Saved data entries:
==============================

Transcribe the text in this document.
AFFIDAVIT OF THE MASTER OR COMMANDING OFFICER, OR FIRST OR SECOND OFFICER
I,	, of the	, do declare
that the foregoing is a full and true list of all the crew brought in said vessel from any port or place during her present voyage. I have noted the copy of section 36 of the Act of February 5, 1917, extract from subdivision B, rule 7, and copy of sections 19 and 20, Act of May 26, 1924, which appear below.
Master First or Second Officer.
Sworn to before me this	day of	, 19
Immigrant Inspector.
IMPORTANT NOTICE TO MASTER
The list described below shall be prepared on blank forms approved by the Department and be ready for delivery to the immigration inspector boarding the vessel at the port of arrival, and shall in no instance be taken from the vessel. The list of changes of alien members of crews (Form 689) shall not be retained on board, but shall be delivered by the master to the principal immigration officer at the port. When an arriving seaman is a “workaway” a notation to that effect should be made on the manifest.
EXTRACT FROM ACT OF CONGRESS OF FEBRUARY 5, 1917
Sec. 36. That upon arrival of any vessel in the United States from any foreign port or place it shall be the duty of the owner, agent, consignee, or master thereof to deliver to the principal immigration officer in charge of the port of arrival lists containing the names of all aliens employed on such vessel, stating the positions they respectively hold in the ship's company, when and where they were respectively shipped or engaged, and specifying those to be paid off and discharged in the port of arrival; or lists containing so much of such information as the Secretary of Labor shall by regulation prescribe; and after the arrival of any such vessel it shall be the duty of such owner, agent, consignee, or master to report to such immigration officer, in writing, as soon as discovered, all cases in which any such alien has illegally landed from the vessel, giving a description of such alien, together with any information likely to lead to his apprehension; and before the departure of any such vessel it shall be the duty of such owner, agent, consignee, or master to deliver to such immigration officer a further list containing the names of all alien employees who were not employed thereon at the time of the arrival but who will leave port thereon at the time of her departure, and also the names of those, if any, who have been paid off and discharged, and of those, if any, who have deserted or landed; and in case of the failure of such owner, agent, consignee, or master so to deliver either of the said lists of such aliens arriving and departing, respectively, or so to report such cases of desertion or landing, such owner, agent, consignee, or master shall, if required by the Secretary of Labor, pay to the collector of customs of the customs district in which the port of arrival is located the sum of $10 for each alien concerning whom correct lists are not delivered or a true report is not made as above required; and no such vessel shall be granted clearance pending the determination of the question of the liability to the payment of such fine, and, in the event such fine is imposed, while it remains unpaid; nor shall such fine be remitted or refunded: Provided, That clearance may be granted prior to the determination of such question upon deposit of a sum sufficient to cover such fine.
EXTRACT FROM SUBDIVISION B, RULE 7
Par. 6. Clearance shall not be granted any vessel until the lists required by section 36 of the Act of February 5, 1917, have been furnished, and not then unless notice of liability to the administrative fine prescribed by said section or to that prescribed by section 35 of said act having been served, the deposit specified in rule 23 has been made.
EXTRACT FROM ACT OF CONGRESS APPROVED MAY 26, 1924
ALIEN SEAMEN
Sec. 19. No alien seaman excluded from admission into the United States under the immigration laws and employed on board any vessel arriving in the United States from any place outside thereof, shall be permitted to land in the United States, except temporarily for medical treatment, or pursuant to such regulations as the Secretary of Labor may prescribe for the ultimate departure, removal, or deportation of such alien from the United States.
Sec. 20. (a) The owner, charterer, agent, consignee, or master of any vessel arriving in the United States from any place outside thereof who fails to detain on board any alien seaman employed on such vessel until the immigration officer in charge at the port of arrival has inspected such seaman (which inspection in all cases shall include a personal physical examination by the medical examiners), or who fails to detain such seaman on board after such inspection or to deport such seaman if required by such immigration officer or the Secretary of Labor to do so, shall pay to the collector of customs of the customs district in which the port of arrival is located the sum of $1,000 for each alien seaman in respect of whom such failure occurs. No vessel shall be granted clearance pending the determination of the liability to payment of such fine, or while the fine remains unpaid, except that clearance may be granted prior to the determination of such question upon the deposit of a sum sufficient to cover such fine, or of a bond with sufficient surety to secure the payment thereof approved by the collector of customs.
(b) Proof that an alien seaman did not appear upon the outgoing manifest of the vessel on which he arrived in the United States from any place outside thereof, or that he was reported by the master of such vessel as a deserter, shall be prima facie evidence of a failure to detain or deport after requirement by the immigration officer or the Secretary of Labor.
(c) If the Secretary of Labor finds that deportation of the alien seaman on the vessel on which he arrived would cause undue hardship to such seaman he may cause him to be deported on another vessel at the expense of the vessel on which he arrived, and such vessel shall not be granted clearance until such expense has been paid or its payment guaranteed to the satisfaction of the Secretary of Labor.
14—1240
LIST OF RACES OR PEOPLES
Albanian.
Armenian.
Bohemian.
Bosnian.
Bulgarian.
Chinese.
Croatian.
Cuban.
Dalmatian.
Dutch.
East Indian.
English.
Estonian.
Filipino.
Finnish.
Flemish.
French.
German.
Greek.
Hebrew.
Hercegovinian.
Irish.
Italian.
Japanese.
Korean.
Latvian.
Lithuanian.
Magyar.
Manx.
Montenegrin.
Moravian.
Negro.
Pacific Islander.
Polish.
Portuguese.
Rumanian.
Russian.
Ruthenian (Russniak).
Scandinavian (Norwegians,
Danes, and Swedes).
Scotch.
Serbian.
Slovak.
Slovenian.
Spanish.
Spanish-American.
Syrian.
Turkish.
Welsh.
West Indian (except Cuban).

==============================

● Set problem
In how many lines does the word "Indian" appear? Respond with the number alone.

● Written answer
2